- [Written problem]: Keep only the lines of the listing that include the word "this", and copy them.

- [Record list]:
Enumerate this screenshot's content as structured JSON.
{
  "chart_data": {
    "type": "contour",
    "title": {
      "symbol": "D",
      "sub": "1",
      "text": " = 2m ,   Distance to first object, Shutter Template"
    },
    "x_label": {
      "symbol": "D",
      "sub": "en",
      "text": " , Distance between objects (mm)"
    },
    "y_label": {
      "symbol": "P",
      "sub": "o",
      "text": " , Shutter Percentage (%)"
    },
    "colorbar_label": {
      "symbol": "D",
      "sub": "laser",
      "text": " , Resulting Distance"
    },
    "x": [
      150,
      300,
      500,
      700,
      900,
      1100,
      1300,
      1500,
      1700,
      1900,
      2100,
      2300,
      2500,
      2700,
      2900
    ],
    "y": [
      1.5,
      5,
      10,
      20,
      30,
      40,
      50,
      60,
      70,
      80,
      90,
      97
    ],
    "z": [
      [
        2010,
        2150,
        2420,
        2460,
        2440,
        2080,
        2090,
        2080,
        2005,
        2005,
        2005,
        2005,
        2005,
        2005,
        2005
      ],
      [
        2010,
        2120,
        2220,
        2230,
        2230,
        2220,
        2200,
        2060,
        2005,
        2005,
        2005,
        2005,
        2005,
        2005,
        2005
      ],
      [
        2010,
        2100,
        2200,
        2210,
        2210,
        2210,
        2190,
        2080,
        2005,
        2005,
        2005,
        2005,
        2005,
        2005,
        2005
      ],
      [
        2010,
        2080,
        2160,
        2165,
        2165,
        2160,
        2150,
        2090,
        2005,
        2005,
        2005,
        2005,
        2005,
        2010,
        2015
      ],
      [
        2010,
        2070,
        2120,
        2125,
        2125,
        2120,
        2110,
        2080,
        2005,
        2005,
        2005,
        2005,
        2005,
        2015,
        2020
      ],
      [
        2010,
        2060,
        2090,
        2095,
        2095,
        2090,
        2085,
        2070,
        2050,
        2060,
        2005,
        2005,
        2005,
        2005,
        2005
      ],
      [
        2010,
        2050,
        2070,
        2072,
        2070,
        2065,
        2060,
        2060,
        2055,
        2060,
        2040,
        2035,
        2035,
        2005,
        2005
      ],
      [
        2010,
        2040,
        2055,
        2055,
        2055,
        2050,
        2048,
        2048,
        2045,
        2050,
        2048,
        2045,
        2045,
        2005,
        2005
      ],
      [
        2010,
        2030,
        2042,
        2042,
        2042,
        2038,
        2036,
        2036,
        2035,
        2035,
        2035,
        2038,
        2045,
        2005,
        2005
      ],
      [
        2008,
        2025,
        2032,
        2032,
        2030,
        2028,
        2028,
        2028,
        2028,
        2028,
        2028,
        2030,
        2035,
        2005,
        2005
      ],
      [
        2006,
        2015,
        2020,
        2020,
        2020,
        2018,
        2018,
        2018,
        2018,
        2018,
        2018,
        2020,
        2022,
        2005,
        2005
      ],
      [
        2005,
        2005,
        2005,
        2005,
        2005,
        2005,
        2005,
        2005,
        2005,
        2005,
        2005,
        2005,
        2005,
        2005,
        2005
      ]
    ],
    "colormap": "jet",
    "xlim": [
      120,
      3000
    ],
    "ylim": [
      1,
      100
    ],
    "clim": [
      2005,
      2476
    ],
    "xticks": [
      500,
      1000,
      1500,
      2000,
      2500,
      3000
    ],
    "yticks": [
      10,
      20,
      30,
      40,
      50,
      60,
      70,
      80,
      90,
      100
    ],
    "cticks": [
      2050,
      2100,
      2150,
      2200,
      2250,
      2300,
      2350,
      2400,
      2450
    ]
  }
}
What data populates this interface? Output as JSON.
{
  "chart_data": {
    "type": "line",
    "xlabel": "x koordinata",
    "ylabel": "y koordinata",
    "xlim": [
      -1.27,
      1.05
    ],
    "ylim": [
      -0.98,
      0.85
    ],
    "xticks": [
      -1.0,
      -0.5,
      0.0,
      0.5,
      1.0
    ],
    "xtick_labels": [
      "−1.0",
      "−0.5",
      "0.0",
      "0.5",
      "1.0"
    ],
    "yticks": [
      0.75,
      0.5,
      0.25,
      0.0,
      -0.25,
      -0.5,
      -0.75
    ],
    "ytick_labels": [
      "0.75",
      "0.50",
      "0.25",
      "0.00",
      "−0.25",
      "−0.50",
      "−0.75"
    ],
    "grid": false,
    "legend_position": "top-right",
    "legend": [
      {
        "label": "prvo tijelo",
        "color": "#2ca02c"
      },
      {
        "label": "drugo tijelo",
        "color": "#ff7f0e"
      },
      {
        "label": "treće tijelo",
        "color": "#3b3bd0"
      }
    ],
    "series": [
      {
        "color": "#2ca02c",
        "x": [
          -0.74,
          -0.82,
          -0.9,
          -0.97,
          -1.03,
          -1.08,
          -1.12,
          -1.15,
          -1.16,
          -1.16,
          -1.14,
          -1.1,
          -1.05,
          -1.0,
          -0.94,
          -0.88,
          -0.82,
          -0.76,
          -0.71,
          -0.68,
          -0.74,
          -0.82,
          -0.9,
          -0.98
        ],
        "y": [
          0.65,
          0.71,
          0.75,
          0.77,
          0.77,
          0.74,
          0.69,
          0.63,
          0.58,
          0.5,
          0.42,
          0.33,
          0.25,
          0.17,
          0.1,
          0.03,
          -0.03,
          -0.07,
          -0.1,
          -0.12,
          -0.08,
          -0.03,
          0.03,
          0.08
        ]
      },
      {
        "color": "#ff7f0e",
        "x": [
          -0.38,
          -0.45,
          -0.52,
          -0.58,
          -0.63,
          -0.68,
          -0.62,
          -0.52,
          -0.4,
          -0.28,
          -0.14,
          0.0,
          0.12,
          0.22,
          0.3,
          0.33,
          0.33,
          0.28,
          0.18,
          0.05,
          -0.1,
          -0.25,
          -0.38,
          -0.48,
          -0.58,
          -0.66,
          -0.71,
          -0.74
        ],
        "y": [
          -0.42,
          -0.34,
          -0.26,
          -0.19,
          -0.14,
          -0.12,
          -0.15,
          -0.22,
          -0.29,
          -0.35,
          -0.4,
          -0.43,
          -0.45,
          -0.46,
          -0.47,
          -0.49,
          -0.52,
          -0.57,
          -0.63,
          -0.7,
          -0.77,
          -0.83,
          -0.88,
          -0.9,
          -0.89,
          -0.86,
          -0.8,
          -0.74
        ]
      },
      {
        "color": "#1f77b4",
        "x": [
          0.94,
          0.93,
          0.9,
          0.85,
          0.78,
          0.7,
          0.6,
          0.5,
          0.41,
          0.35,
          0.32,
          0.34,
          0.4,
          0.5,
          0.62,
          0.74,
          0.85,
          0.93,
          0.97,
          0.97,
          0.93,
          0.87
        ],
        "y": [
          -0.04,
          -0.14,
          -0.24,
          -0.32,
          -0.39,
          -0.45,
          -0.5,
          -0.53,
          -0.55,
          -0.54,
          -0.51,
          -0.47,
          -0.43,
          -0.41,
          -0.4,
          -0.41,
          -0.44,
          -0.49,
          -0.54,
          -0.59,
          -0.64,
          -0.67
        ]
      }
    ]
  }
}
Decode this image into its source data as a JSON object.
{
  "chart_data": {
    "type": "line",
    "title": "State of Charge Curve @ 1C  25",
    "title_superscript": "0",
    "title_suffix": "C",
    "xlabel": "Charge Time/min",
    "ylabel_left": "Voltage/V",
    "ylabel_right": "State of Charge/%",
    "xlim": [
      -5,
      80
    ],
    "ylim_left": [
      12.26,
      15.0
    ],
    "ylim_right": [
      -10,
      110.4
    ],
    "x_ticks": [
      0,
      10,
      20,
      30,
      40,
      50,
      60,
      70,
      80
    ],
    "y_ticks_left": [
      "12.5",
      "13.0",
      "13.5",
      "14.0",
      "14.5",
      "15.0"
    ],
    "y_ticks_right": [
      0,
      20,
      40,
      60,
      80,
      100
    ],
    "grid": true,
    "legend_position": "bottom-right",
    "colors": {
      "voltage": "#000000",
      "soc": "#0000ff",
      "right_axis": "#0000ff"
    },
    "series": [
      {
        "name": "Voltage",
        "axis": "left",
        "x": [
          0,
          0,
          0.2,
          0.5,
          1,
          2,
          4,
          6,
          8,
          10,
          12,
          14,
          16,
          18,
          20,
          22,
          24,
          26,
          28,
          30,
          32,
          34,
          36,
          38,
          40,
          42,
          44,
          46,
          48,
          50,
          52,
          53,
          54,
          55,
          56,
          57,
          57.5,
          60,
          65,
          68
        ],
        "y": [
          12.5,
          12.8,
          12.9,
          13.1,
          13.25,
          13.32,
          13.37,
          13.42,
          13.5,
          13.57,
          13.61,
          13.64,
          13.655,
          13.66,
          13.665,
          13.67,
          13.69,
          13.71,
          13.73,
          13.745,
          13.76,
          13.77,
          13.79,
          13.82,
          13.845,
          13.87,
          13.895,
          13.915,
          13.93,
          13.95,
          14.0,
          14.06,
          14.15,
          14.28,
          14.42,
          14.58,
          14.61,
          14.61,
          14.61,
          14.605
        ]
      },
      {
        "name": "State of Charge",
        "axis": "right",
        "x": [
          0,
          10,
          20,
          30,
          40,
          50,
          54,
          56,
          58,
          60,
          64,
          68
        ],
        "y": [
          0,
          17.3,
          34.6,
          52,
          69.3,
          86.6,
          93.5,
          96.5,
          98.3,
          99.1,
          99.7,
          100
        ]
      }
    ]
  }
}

- [Completed exercise]:
Enumerate this screenshot's content as structured JSON.
What data populates this interface? Output as JSON.
Decode this image into its source data as a JSON object.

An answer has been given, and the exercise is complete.